** Start of Text passage **
RSI Indicator LIES! Untold Truth About RSI!
The Relative Strength Index (RSI) is a classic technical indicator that is applied to identify the overbought and oversold states of the market.
While the RSI looks simple to use, there is one important element in it that many traders forget about: it's a lagging indicator.
This means it reacts to past price movements rather than predicting future ones. This inherent lag can sometimes mislead traders, particularly when the markets are volatile or trade in a strong bullish/bearish trend.
In this article, we will discuss the situations when RSI indicator will lie to you. We will go through the instances when the indicator should not be relied and not used on, and I will explain to you the best strategy to apply RSI.
Relative Strength Index analyzes the price movements over a specific time period and displays a score between 0 and 100.
Generally, an RSI above 70 suggests an overbought condition, while an RSI below 30 suggests an oversold condition.
By itself, the overbought and overbought conditions give poor signals, simply because the market may remain in these conditions for a substantial period of time.
Take a look at a price action on GBPCHF. After the indicator showed the oversold condition, the pair dropped 150 pips lower before the reversal initiated.
So as an extra confirmation , traders prefer to look for RSI divergence - the situation when the price action and indicator move in the opposite direction.
Above is the example of RSI divergence: Crude Oil formed a sequence of higher highs, while the indicator formed a higher high with a consequent lower high. That confirmed the overbought state of the market, and a bearish reversal followed.
** End of Text passage **
** Start of Supplied material **
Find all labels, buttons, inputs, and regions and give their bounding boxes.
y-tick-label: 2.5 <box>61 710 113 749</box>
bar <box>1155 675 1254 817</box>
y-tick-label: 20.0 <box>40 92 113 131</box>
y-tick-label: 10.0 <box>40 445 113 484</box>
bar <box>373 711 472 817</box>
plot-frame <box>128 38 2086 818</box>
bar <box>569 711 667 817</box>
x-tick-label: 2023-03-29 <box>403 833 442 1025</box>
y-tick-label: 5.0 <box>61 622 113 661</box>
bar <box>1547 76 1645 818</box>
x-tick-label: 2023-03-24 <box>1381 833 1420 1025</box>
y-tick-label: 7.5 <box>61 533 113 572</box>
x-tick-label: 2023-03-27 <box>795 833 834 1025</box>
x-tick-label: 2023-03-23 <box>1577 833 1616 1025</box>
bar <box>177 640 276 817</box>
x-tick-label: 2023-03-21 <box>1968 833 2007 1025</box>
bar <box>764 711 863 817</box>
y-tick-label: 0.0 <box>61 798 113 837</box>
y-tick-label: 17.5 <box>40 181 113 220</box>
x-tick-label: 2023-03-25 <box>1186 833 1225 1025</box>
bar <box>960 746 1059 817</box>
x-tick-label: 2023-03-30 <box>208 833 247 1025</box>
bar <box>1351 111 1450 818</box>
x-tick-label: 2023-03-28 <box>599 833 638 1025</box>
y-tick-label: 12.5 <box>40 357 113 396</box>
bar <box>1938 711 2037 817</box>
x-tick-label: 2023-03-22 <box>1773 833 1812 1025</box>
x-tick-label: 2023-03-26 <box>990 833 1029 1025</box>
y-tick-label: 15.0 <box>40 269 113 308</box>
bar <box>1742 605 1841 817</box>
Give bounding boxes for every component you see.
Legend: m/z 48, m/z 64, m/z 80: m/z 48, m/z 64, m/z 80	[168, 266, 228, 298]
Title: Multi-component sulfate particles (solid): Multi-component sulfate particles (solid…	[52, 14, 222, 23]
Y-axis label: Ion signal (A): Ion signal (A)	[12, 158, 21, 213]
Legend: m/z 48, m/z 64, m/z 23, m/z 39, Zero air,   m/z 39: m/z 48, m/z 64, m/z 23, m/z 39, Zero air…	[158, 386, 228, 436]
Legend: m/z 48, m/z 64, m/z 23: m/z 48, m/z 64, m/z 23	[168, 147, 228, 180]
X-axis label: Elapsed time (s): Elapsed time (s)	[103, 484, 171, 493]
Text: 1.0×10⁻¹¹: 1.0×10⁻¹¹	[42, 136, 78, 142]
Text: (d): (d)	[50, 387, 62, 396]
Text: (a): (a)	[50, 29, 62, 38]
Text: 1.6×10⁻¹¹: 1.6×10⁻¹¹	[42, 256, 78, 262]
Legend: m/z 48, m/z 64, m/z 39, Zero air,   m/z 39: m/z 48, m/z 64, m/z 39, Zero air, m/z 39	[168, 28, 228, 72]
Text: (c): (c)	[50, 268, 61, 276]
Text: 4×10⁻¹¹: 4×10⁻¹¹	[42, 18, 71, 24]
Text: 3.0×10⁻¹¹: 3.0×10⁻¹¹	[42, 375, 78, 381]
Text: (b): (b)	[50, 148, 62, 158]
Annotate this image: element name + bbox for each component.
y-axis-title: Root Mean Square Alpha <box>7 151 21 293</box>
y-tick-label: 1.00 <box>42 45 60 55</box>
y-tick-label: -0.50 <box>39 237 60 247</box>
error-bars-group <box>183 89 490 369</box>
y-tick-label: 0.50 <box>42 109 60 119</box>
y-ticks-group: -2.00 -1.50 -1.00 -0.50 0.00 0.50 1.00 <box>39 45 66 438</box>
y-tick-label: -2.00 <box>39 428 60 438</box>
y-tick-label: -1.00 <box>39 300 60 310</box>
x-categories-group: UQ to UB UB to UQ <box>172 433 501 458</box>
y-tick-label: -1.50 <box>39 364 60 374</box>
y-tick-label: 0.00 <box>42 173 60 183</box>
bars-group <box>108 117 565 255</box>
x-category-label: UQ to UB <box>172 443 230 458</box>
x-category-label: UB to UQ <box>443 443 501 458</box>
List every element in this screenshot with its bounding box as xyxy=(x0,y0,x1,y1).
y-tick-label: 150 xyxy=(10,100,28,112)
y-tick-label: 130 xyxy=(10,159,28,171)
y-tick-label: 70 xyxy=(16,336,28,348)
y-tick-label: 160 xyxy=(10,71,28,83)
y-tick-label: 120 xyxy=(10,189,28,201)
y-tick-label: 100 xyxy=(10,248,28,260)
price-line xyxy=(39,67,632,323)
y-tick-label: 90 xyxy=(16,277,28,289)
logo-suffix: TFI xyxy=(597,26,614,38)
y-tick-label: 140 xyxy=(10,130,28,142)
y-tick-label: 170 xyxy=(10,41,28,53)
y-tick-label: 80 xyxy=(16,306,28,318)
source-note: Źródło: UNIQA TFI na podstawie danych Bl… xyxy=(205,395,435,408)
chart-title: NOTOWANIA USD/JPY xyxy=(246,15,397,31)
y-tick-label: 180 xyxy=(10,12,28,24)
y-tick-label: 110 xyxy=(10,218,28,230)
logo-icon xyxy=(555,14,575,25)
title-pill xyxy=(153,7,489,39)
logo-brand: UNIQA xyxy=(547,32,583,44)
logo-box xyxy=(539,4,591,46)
** End of Supplied material **
Quote the RSI article above word for word, beginning at "Generally, an RSI" and stopping after "period of time.".

Generally, an RSI above 70 suggests an overbought condition, while an RSI below 30 suggests an oversold condition.
By itself, the overbought and overbought conditions give poor signals, simply because the market may remain in these conditions for a substantial period of time.